The problem: Transcribe all of the records precisely as they are presented.

Available records:
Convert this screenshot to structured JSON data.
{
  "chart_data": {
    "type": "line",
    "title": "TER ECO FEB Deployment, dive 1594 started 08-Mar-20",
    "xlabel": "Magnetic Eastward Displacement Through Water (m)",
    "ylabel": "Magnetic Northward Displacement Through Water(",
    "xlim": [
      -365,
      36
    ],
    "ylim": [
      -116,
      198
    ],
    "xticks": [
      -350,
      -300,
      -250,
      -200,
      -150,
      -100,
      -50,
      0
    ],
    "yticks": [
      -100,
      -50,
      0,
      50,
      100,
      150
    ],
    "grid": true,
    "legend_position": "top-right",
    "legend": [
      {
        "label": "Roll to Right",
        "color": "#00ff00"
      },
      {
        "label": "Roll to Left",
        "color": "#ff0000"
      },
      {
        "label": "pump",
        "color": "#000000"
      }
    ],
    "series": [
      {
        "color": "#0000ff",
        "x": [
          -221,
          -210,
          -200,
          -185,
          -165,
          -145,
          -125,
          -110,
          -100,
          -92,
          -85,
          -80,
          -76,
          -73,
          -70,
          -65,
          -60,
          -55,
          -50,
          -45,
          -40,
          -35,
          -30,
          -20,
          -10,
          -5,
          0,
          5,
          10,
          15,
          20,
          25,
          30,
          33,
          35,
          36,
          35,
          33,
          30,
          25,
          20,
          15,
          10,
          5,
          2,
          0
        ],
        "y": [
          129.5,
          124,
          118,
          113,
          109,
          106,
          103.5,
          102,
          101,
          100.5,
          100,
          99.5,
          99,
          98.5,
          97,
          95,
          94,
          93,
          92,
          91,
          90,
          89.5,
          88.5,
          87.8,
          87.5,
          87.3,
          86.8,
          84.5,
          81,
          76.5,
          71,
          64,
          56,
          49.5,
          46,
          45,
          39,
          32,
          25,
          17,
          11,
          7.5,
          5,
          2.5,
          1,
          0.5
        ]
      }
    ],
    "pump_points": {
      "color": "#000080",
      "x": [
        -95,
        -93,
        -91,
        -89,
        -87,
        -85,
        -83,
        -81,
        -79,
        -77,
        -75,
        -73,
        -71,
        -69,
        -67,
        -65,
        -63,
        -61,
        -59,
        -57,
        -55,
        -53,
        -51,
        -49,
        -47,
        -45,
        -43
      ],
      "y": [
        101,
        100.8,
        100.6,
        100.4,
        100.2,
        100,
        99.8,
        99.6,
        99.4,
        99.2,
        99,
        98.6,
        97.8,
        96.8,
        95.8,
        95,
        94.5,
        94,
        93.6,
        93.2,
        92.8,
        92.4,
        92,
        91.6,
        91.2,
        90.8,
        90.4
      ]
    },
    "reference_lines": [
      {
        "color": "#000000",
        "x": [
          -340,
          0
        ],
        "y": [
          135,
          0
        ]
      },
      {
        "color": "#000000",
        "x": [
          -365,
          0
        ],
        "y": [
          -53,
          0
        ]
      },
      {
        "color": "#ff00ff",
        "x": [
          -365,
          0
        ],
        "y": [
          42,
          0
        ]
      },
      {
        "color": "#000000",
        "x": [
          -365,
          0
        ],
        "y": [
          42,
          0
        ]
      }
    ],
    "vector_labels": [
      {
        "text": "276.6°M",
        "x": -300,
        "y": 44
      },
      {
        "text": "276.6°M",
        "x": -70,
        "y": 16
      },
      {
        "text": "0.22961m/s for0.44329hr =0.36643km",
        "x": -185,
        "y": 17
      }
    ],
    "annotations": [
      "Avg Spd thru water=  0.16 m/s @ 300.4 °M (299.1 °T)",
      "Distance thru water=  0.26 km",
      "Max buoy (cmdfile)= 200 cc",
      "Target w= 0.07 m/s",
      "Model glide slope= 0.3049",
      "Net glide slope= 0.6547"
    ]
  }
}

The result:
Convert this screenshot to structured JSON data.
{
  "chart_data": {
    "type": "line",
    "title": "TER ECO FEB Deployment, dive 1594 started 08-Mar-20",
    "xlabel": "Magnetic Eastward Displacement Through Water (m)",
    "ylabel": "Magnetic Northward Displacement Through Water(",
    "xlim": [
      -365,
      36
    ],
    "ylim": [
      -116,
      198
    ],
    "xticks": [
      -350,
      -300,
      -250,
      -200,
      -150,
      -100,
      -50,
      0
    ],
    "yticks": [
      -100,
      -50,
      0,
      50,
      100,
      150
    ],
    "grid": true,
    "legend_position": "top-right",
    "legend": [
      {
        "label": "Roll to Right",
        "color": "#00ff00"
      },
      {
        "label": "Roll to Left",
        "color": "#ff0000"
      },
      {
        "label": "pump",
        "color": "#000000"
      }
    ],
    "series": [
      {
        "color": "#0000ff",
        "x": [
          -221,
          -210,
          -200,
          -185,
          -165,
          -145,
          -125,
          -110,
          -100,
          -92,
          -85,
          -80,
          -76,
          -73,
          -70,
          -65,
          -60,
          -55,
          -50,
          -45,
          -40,
          -35,
          -30,
          -20,
          -10,
          -5,
          0,
          5,
          10,
          15,
          20,
          25,
          30,
          33,
          35,
          36,
          35,
          33,
          30,
          25,
          20,
          15,
          10,
          5,
          2,
          0
        ],
        "y": [
          129.5,
          124,
          118,
          113,
          109,
          106,
          103.5,
          102,
          101,
          100.5,
          100,
          99.5,
          99,
          98.5,
          97,
          95,
          94,
          93,
          92,
          91,
          90,
          89.5,
          88.5,
          87.8,
          87.5,
          87.3,
          86.8,
          84.5,
          81,
          76.5,
          71,
          64,
          56,
          49.5,
          46,
          45,
          39,
          32,
          25,
          17,
          11,
          7.5,
          5,
          2.5,
          1,
          0.5
        ]
      }
    ],
    "pump_points": {
      "color": "#000080",
      "x": [
        -95,
        -93,
        -91,
        -89,
        -87,
        -85,
        -83,
        -81,
        -79,
        -77,
        -75,
        -73,
        -71,
        -69,
        -67,
        -65,
        -63,
        -61,
        -59,
        -57,
        -55,
        -53,
        -51,
        -49,
        -47,
        -45,
        -43
      ],
      "y": [
        101,
        100.8,
        100.6,
        100.4,
        100.2,
        100,
        99.8,
        99.6,
        99.4,
        99.2,
        99,
        98.6,
        97.8,
        96.8,
        95.8,
        95,
        94.5,
        94,
        93.6,
        93.2,
        92.8,
        92.4,
        92,
        91.6,
        91.2,
        90.8,
        90.4
      ]
    },
    "reference_lines": [
      {
        "color": "#000000",
        "x": [
          -340,
          0
        ],
        "y": [
          135,
          0
        ]
      },
      {
        "color": "#000000",
        "x": [
          -365,
          0
        ],
        "y": [
          -53,
          0
        ]
      },
      {
        "color": "#ff00ff",
        "x": [
          -365,
          0
        ],
        "y": [
          42,
          0
        ]
      },
      {
        "color": "#000000",
        "x": [
          -365,
          0
        ],
        "y": [
          42,
          0
        ]
      }
    ],
    "vector_labels": [
      {
        "text": "276.6°M",
        "x": -300,
        "y": 44
      },
      {
        "text": "276.6°M",
        "x": -70,
        "y": 16
      },
      {
        "text": "0.22961m/s for0.44329hr =0.36643km",
        "x": -185,
        "y": 17
      }
    ],
    "annotations": [
      "Avg Spd thru water=  0.16 m/s @ 300.4 °M (299.1 °T)",
      "Distance thru water=  0.26 km",
      "Max buoy (cmdfile)= 200 cc",
      "Target w= 0.07 m/s",
      "Model glide slope= 0.3049",
      "Net glide slope= 0.6547"
    ]
  }
}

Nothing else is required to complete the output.